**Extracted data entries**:
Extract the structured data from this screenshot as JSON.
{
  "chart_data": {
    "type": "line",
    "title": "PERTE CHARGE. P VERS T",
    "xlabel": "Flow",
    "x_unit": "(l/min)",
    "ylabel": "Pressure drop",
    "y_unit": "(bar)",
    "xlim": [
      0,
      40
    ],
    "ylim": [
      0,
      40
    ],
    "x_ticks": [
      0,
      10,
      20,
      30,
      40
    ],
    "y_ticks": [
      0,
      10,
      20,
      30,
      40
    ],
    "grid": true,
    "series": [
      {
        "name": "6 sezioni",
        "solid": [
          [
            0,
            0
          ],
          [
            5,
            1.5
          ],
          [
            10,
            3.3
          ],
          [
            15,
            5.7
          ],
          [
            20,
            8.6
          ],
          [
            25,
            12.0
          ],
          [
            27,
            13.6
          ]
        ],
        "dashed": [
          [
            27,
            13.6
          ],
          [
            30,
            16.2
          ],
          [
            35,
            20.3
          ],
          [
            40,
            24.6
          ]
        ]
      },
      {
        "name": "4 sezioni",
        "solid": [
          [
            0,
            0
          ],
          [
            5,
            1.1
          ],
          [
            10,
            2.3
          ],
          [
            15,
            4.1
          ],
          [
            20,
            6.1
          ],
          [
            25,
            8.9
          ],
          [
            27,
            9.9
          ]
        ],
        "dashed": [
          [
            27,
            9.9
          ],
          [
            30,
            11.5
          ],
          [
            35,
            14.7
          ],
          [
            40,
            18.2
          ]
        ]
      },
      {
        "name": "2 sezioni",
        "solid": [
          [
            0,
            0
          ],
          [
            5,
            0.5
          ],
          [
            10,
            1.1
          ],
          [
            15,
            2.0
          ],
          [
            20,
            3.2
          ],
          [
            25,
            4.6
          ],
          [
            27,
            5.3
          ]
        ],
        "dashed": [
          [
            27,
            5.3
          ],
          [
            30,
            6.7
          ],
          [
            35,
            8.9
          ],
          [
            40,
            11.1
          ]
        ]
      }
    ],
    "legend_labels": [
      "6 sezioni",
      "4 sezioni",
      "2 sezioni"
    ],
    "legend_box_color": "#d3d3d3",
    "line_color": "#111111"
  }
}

---

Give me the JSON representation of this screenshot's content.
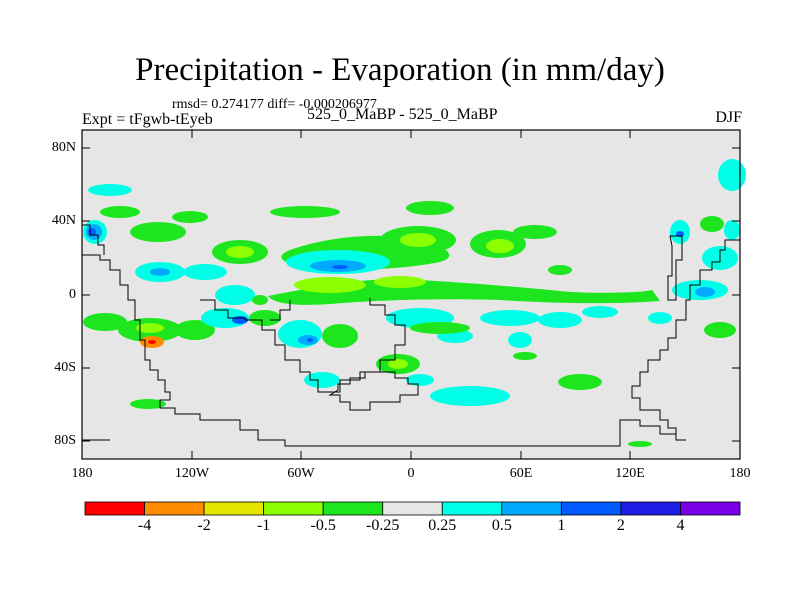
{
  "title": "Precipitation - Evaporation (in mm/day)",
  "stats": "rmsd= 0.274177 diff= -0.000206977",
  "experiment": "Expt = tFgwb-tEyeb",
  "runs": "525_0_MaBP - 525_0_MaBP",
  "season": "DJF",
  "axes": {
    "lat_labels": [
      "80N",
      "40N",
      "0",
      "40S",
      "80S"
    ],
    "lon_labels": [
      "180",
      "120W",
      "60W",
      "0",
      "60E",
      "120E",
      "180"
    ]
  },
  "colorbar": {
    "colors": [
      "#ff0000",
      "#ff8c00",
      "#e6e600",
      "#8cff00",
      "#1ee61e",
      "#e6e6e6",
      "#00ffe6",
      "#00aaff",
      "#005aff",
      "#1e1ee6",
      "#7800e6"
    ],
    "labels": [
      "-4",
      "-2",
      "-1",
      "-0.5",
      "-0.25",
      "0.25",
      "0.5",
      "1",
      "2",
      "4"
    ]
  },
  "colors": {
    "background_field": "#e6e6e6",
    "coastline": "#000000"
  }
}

**Task brief**:
Identify the lines above that contain the word "this", then copy them.

**Result**:
Extract the structured data from this screenshot as JSON.
Give me the JSON representation of this screenshot's content.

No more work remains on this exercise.